Start of Information provided

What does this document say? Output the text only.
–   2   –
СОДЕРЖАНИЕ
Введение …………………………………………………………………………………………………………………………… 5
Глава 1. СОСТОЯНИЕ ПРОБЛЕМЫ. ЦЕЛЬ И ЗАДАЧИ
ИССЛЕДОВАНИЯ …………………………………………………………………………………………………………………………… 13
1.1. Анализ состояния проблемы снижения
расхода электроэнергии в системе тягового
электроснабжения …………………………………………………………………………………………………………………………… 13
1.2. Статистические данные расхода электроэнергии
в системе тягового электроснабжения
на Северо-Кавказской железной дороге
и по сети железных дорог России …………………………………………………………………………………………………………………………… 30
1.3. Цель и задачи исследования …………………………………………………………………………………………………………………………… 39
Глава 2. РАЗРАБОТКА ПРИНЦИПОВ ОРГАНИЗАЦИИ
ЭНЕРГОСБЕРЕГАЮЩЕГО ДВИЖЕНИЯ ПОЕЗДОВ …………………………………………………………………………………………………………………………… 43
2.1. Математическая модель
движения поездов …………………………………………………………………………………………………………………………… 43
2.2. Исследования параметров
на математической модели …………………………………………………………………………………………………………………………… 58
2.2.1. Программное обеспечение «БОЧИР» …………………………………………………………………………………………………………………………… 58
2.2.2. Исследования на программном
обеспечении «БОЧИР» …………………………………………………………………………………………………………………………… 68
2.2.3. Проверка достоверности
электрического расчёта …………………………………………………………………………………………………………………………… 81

End of Information provided

Task brief: Return the whole listing exactly, with every line included.

Correct output:
What does this document say? Output the text only.
–   2   –
СОДЕРЖАНИЕ
Введение …………………………………………………………………………………………………………………………… 5
Глава 1. СОСТОЯНИЕ ПРОБЛЕМЫ. ЦЕЛЬ И ЗАДАЧИ
ИССЛЕДОВАНИЯ …………………………………………………………………………………………………………………………… 13
1.1. Анализ состояния проблемы снижения
расхода электроэнергии в системе тягового
электроснабжения …………………………………………………………………………………………………………………………… 13
1.2. Статистические данные расхода электроэнергии
в системе тягового электроснабжения
на Северо-Кавказской железной дороге
и по сети железных дорог России …………………………………………………………………………………………………………………………… 30
1.3. Цель и задачи исследования …………………………………………………………………………………………………………………………… 39
Глава 2. РАЗРАБОТКА ПРИНЦИПОВ ОРГАНИЗАЦИИ
ЭНЕРГОСБЕРЕГАЮЩЕГО ДВИЖЕНИЯ ПОЕЗДОВ …………………………………………………………………………………………………………………………… 43
2.1. Математическая модель
движения поездов …………………………………………………………………………………………………………………………… 43
2.2. Исследования параметров
на математической модели …………………………………………………………………………………………………………………………… 58
2.2.1. Программное обеспечение «БОЧИР» …………………………………………………………………………………………………………………………… 58
2.2.2. Исследования на программном
обеспечении «БОЧИР» …………………………………………………………………………………………………………………………… 68
2.2.3. Проверка достоверности
электрического расчёта …………………………………………………………………………………………………………………………… 81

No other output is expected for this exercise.